SUPPLIED PASSAGE:
+-------+

NOTHING LIKE HOUSE-GUESTS for a pleasant distraction from the routines of daily life: but now it's time to get back down to brass tacks. Here's as much of the last week as I can recall:

May 12: To Cornerstone Gardens, south of Glen Ellen, a fascinating place in whose cafe I lunched on the “Best Adult Grilled Cheese,” seen here. In fact it was quite tasty, and I liked the pickled carrots that came with it, along with cucumbers and tomatoes and a bit of thinned mayonnaise dressing.

That night, fettucine bolognese at a staid Italian white-tablecloth restaurant we like to share with friends. The pasta was house-made, I'm sure, and cooked to just the right degree, and the bolognese was thoughtful, meaty, aware of carrot and herbs. With the decent Caesar salad before, a Negroni; after dinner, a Nardini grappa.

•Ca'Bianca, 835 2nd Street, Santa Rosa; 707-542-5800

May 13: Friday the Thirteenth, and I don't remember.

May 14: Farm market in the morning; salmon for dinner… I have to say I was alarmed at the price of salmon: it's gone up thirty percent since last year. It's local, of course, and line-caught, and fresh and tasty and undoubtedly good for us; and what's our money for if not nourishment. But I wonder how often we'll be eating salmon this year…

Cook fixed it in her now usual way, a recipe from Nancy Hachisu's fine book Japanese Farm Food: just a dot of butter on the fish, and a scallion, and maybe a drop of sake or vodka; wrap it in foil; cook it under the broiler until barely done…

May 15: Picnic lunch at our favorite winery. I should reveal that Lou and Susan Preston are old friends: their organic and biodynamic operation is comfortable, friendly, authentic, and beautiful. The wines are favorites of ours: we had a bottle of this year's rosé, with a loaf of Lou's bread, some cheese, some olive oil, and crudités our friends brought.

+-------+

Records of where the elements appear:
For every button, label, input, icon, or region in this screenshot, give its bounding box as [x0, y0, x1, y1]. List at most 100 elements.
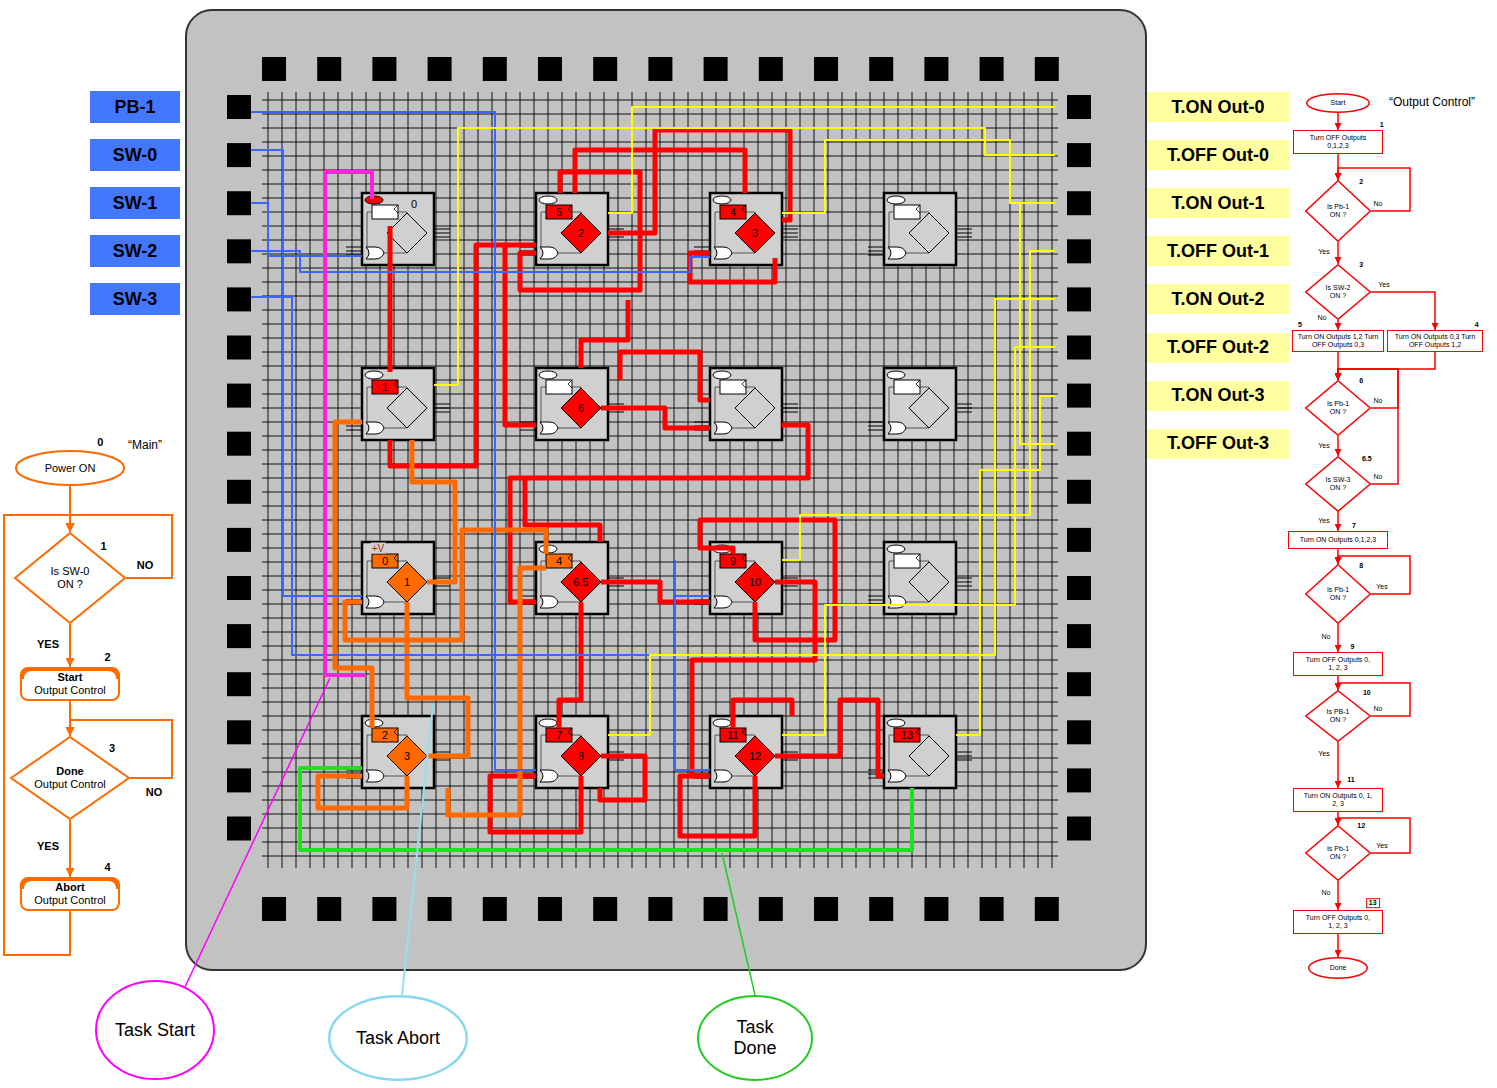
cell-number: 3 [751, 227, 759, 239]
cell-number: 8 [577, 750, 585, 762]
grid-line [262, 338, 1058, 339]
cell-clock [916, 380, 920, 388]
or-gate [888, 770, 906, 782]
diamond-outline [1306, 457, 1371, 512]
cell-diamond [387, 562, 427, 602]
node-body: Start [1306, 93, 1370, 113]
flow-arrow [1337, 320, 1339, 330]
node-text: Is SW-2 ON ? [1321, 284, 1355, 300]
cell-diamond [735, 562, 775, 602]
node-text: T.OFF Out-2 [1167, 337, 1269, 358]
node-body: SW-1 [90, 187, 180, 219]
grid-line [338, 92, 339, 868]
output-label: T.OFF Out-1 [1147, 236, 1289, 266]
bond-pad [1067, 432, 1091, 456]
cell-stub [956, 233, 972, 234]
node-body: Is PB-1 ON ? [1305, 690, 1371, 742]
process-box: Turn OFF Outputs 0, 1, 2, 313 [1293, 910, 1383, 934]
node-text-block: Turn OFF Outputs 0,1,2,3 [1307, 134, 1369, 150]
grid-line [262, 506, 1058, 507]
start-terminal: Start [1306, 93, 1370, 113]
edge-label: No [1317, 314, 1328, 322]
bond-pad [227, 287, 251, 311]
flow-arrow [1337, 436, 1339, 456]
input-label: PB-1 [90, 91, 180, 123]
cell-stub [346, 251, 362, 252]
node-body: T.ON Out-1 [1147, 188, 1289, 218]
node-text-block: StartOutput Control [34, 671, 106, 696]
cell-body [884, 542, 956, 614]
decision-diamond: Is SW-2 ON ?3 [1305, 264, 1371, 320]
main-wire [448, 568, 546, 815]
node-text-block: Task Done [730, 1017, 780, 1058]
node-text: SW-3 [113, 289, 158, 310]
logic-cell [868, 193, 972, 265]
flow-arrow [1337, 934, 1339, 957]
cell-clock [394, 380, 398, 388]
ellipse-outline [1309, 958, 1368, 979]
cell-enable [713, 371, 731, 379]
cell-stub [694, 247, 710, 248]
input-label: SW-1 [90, 187, 180, 219]
step-number: 4 [1475, 321, 1479, 329]
node-body: Turn OFF Outputs 0,1,2,3 [1294, 131, 1382, 153]
step-number: 13 [1366, 898, 1380, 908]
step-number: 2 [104, 651, 110, 663]
cell-enable [887, 196, 905, 204]
node-text-block: Turn ON Outputs 0, 1, 2, 3 [1303, 792, 1373, 808]
node-body: Task Start [95, 980, 215, 1080]
cell-number: 4 [729, 206, 737, 218]
bond-pad [980, 897, 1004, 921]
output-wire [434, 128, 1055, 385]
bond-pad [1067, 95, 1091, 119]
cell-latch [720, 205, 746, 219]
node-text: Turn OFF Outputs 0, 1, 2, 3 [1303, 656, 1373, 672]
grid-line [870, 92, 871, 868]
diamond-outline [11, 737, 129, 819]
node-text-block: AbortOutput Control [34, 881, 106, 906]
bond-pad [1035, 57, 1059, 81]
cell-stub [956, 229, 972, 230]
diamond-outline [1306, 381, 1371, 436]
cell-number: 0 [381, 555, 389, 567]
output-label: T.OFF Out-3 [1147, 429, 1289, 459]
cell-stub [434, 578, 450, 579]
bond-pad [814, 57, 838, 81]
bond-pad [262, 57, 286, 81]
cell-stub [608, 237, 624, 238]
input-wire [251, 203, 362, 256]
grid-line [262, 520, 1058, 521]
node-body: T.ON Out-3 [1147, 381, 1289, 411]
grid-line [1010, 92, 1011, 868]
grid-line [814, 92, 815, 868]
main-wire [407, 602, 468, 756]
flow-arrow [1337, 512, 1339, 531]
cell-stub [782, 233, 798, 234]
grid-line [262, 464, 1058, 465]
edge-label: Yes [1375, 583, 1388, 591]
cell-enable [365, 371, 383, 379]
step-number: 7 [1352, 522, 1356, 530]
node-text-block: Is SW-0 ON ? [44, 565, 96, 590]
cell-enable [539, 371, 557, 379]
main-wire [345, 530, 546, 640]
grid-line [492, 92, 493, 868]
node-text-block: T.OFF Out-1 [1167, 241, 1269, 262]
cell-latch [720, 728, 746, 742]
edge-label: Yes [1377, 281, 1390, 289]
cell-enable [713, 196, 731, 204]
bond-pad [1067, 384, 1091, 408]
cell-stub [782, 237, 798, 238]
cell-latch [546, 728, 572, 742]
cell-latch [372, 728, 398, 742]
node-body: T.OFF Out-1 [1147, 236, 1289, 266]
control-wire [601, 408, 710, 428]
bond-pad [317, 897, 341, 921]
node-body: Power ON [15, 450, 125, 486]
node-body: AbortOutput Control [20, 877, 120, 911]
ellipse-outline [329, 996, 467, 1080]
node-text: Turn ON Outputs 0,3 Turn OFF Outputs 1,2 [1392, 333, 1478, 349]
bond-pad [980, 57, 1004, 81]
edge-label: No [1321, 633, 1332, 641]
cell-body [710, 716, 782, 788]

+-------+

EXERCISE: From the food diary above, output the text from "May 12: To Cornerstone" up to and including "a Nardini grappa.", word for word.

EXERCISE OUTPUT:
May 12: To Cornerstone Gardens, south of Glen Ellen, a fascinating place in whose cafe I lunched on the “Best Adult Grilled Cheese,” seen here. In fact it was quite tasty, and I liked the pickled carrots that came with it, along with cucumbers and tomatoes and a bit of thinned mayonnaise dressing.

That night, fettucine bolognese at a staid Italian white-tablecloth restaurant we like to share with friends. The pasta was house-made, I'm sure, and cooked to just the right degree, and the bolognese was thoughtful, meaty, aware of carrot and herbs. With the decent Caesar salad before, a Negroni; after dinner, a Nardini grappa.